# Problem details
Produce a verbatim copy of the entries listed below.

# Data shown
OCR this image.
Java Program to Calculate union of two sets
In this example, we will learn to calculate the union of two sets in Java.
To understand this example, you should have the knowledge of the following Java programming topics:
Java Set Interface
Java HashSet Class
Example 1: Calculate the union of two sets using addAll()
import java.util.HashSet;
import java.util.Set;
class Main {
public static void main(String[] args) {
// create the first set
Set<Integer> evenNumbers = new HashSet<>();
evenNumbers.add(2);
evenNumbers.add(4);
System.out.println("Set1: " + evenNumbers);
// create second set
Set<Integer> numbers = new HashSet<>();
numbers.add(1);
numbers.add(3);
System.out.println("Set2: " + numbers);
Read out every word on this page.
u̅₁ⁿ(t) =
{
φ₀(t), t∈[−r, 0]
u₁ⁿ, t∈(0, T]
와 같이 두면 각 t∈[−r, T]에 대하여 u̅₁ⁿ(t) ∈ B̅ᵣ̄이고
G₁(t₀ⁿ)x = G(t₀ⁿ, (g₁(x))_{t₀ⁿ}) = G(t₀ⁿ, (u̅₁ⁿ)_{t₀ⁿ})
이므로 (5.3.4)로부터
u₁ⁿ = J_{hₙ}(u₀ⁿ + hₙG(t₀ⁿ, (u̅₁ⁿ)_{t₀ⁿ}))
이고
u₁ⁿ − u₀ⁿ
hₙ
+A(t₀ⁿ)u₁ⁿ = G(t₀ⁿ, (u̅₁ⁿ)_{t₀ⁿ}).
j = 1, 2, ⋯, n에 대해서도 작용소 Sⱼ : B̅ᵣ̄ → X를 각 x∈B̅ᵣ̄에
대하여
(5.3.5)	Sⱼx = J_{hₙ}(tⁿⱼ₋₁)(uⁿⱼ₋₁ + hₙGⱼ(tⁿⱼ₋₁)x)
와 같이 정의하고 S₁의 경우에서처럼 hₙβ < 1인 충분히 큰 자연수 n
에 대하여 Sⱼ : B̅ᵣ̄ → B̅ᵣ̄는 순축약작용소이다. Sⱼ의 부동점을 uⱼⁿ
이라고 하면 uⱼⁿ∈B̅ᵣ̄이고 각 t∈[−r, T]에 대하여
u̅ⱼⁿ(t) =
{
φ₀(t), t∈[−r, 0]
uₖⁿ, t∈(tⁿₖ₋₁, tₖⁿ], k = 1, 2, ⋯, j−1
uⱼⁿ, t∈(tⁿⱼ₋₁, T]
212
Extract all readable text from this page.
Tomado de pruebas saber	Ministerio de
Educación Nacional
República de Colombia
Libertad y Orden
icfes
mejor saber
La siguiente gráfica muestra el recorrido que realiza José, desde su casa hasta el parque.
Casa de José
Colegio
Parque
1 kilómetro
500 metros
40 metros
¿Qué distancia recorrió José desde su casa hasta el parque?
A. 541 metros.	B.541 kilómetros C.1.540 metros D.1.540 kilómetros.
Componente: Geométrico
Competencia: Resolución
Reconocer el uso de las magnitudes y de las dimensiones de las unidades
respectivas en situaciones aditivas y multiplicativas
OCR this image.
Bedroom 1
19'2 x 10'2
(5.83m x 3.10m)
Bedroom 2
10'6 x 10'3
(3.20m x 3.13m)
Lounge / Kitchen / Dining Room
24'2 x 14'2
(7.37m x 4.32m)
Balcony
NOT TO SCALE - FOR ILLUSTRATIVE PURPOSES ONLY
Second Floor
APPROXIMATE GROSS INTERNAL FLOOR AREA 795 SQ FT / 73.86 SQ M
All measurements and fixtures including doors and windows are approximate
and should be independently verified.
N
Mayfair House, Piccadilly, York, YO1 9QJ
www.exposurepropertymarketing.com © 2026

# Response to this task
OCR this image.
Java Program to Calculate union of two sets
In this example, we will learn to calculate the union of two sets in Java.
To understand this example, you should have the knowledge of the following Java programming topics:
Java Set Interface
Java HashSet Class
Example 1: Calculate the union of two sets using addAll()
import java.util.HashSet;
import java.util.Set;
class Main {
public static void main(String[] args) {
// create the first set
Set<Integer> evenNumbers = new HashSet<>();
evenNumbers.add(2);
evenNumbers.add(4);
System.out.println("Set1: " + evenNumbers);
// create second set
Set<Integer> numbers = new HashSet<>();
numbers.add(1);
numbers.add(3);
System.out.println("Set2: " + numbers);
Read out every word on this page.
u̅₁ⁿ(t) =
{
φ₀(t), t∈[−r, 0]
u₁ⁿ, t∈(0, T]
와 같이 두면 각 t∈[−r, T]에 대하여 u̅₁ⁿ(t) ∈ B̅ᵣ̄이고
G₁(t₀ⁿ)x = G(t₀ⁿ, (g₁(x))_{t₀ⁿ}) = G(t₀ⁿ, (u̅₁ⁿ)_{t₀ⁿ})
이므로 (5.3.4)로부터
u₁ⁿ = J_{hₙ}(u₀ⁿ + hₙG(t₀ⁿ, (u̅₁ⁿ)_{t₀ⁿ}))
이고
u₁ⁿ − u₀ⁿ
hₙ
+A(t₀ⁿ)u₁ⁿ = G(t₀ⁿ, (u̅₁ⁿ)_{t₀ⁿ}).
j = 1, 2, ⋯, n에 대해서도 작용소 Sⱼ : B̅ᵣ̄ → X를 각 x∈B̅ᵣ̄에
대하여
(5.3.5)	Sⱼx = J_{hₙ}(tⁿⱼ₋₁)(uⁿⱼ₋₁ + hₙGⱼ(tⁿⱼ₋₁)x)
와 같이 정의하고 S₁의 경우에서처럼 hₙβ < 1인 충분히 큰 자연수 n
에 대하여 Sⱼ : B̅ᵣ̄ → B̅ᵣ̄는 순축약작용소이다. Sⱼ의 부동점을 uⱼⁿ
이라고 하면 uⱼⁿ∈B̅ᵣ̄이고 각 t∈[−r, T]에 대하여
u̅ⱼⁿ(t) =
{
φ₀(t), t∈[−r, 0]
uₖⁿ, t∈(tⁿₖ₋₁, tₖⁿ], k = 1, 2, ⋯, j−1
uⱼⁿ, t∈(tⁿⱼ₋₁, T]
212
Extract all readable text from this page.
Tomado de pruebas saber	Ministerio de
Educación Nacional
República de Colombia
Libertad y Orden
icfes
mejor saber
La siguiente gráfica muestra el recorrido que realiza José, desde su casa hasta el parque.
Casa de José
Colegio
Parque
1 kilómetro
500 metros
40 metros
¿Qué distancia recorrió José desde su casa hasta el parque?
A. 541 metros.	B.541 kilómetros C.1.540 metros D.1.540 kilómetros.
Componente: Geométrico
Competencia: Resolución
Reconocer el uso de las magnitudes y de las dimensiones de las unidades
respectivas en situaciones aditivas y multiplicativas
OCR this image.
Bedroom 1
19'2 x 10'2
(5.83m x 3.10m)
Bedroom 2
10'6 x 10'3
(3.20m x 3.13m)
Lounge / Kitchen / Dining Room
24'2 x 14'2
(7.37m x 4.32m)
Balcony
NOT TO SCALE - FOR ILLUSTRATIVE PURPOSES ONLY
Second Floor
APPROXIMATE GROSS INTERNAL FLOOR AREA 795 SQ FT / 73.86 SQ M
All measurements and fixtures including doors and windows are approximate
and should be independently verified.
N
Mayfair House, Piccadilly, York, YO1 9QJ
www.exposurepropertymarketing.com © 2026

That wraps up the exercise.